- _REQUEST_
Write the material out again in full, word for word. Do not include the pictures.
### TASK DATA
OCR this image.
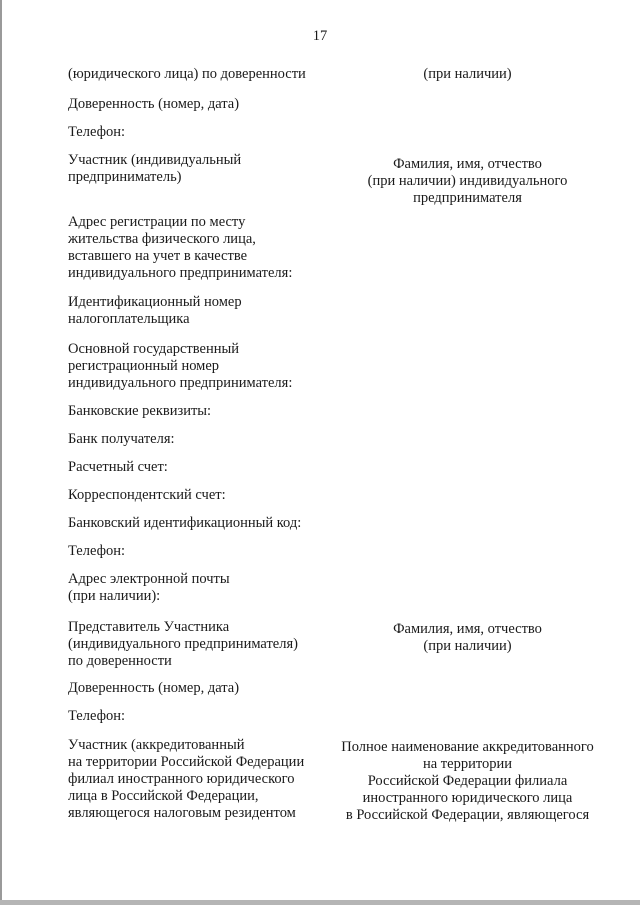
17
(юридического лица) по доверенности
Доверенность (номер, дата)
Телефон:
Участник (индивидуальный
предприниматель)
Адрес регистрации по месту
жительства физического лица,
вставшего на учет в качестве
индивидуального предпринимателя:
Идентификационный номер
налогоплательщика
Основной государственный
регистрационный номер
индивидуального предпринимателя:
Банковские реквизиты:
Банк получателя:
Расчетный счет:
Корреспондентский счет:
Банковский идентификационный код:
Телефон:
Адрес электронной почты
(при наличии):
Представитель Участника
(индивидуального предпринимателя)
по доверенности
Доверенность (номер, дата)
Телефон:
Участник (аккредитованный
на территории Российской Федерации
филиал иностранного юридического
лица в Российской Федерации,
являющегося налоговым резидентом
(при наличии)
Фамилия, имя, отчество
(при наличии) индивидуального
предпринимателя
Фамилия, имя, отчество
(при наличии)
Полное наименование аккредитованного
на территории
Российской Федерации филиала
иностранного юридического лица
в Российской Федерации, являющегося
######
- _OUTPUT OF THE TASK_
OCR this image.
17
(юридического лица) по доверенности
Доверенность (номер, дата)
Телефон:
Участник (индивидуальный
предприниматель)
Адрес регистрации по месту
жительства физического лица,
вставшего на учет в качестве
индивидуального предпринимателя:
Идентификационный номер
налогоплательщика
Основной государственный
регистрационный номер
индивидуального предпринимателя:
Банковские реквизиты:
Банк получателя:
Расчетный счет:
Корреспондентский счет:
Банковский идентификационный код:
Телефон:
Адрес электронной почты
(при наличии):
Представитель Участника
(индивидуального предпринимателя)
по доверенности
Доверенность (номер, дата)
Телефон:
Участник (аккредитованный
на территории Российской Федерации
филиал иностранного юридического
лица в Российской Федерации,
являющегося налоговым резидентом
(при наличии)
Фамилия, имя, отчество
(при наличии) индивидуального
предпринимателя
Фамилия, имя, отчество
(при наличии)
Полное наименование аккредитованного
на территории
Российской Федерации филиала
иностранного юридического лица
в Российской Федерации, являющегося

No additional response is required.